(Stored entries)
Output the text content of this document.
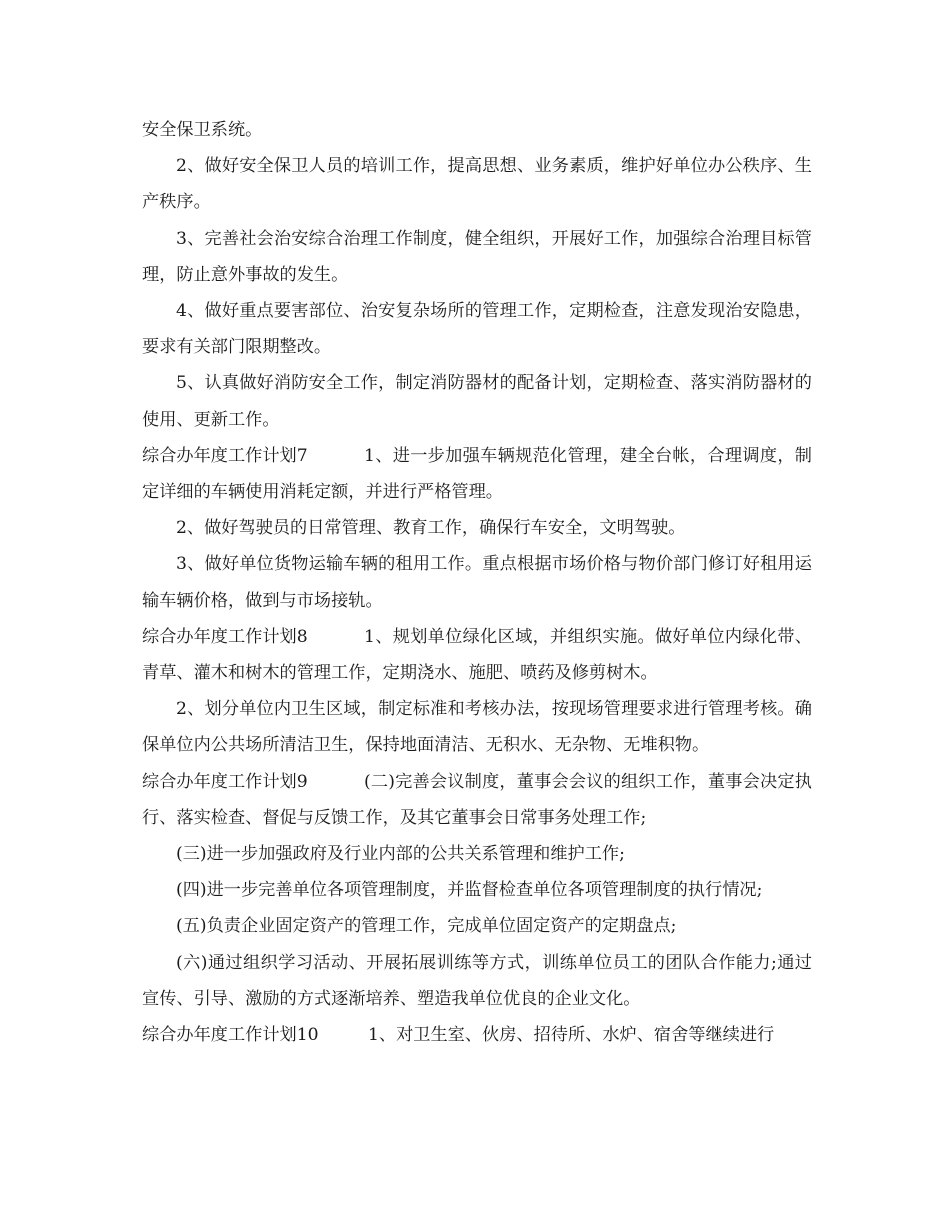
安全保卫系统。

2、做好安全保卫人员的培训工作，提高思想、业务素质，维护好单位办公秩序、生产秩序。

3、完善社会治安综合治理工作制度，健全组织，开展好工作，加强综合治理目标管理，防止意外事故的发生。

4、做好重点要害部位、治安复杂场所的管理工作，定期检查，注意发现治安隐患，要求有关部门限期整改。

5、认真做好消防安全工作，制定消防器材的配备计划，定期检查、落实消防器材的使用、更新工作。

综合办年度工作计划7	1、进一步加强车辆规范化管理，建全台帐，合理调度，制定详细的车辆使用消耗定额，并进行严格管理。

2、做好驾驶员的日常管理、教育工作，确保行车安全，文明驾驶。

3、做好单位货物运输车辆的租用工作。重点根据市场价格与物价部门修订好租用运输车辆价格，做到与市场接轨。

综合办年度工作计划8	1、规划单位绿化区域，并组织实施。做好单位内绿化带、青草、灌木和树木的管理工作，定期浇水、施肥、喷药及修剪树木。

2、划分单位内卫生区域，制定标准和考核办法，按现场管理要求进行管理考核。确保单位内公共场所清洁卫生，保持地面清洁、无积水、无杂物、无堆积物。

综合办年度工作计划9	(二)完善会议制度，董事会会议的组织工作，董事会决定执行、落实检查、督促与反馈工作，及其它董事会日常事务处理工作;

(三)进一步加强政府及行业内部的公共关系管理和维护工作;

(四)进一步完善单位各项管理制度，并监督检查单位各项管理制度的执行情况;

(五)负责企业固定资产的管理工作，完成单位固定资产的定期盘点;

(六)通过组织学习活动、开展拓展训练等方式，训练单位员工的团队合作能力;通过宣传、引导、激励的方式逐渐培养、塑造我单位优良的企业文化。

综合办年度工作计划10	1、对卫生室、伙房、招待所、水炉、宿舍等继续进行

Directive
Wherever a line in the data above holds "定期检查", copy that line.

Worked solution
4、做好重点要害部位、治安复杂场所的管理工作，定期检查，注意发现治安隐患，要求有关部门限期整改。
5、认真做好消防安全工作，制定消防器材的配备计划，定期检查、落实消防器材的使用、更新工作。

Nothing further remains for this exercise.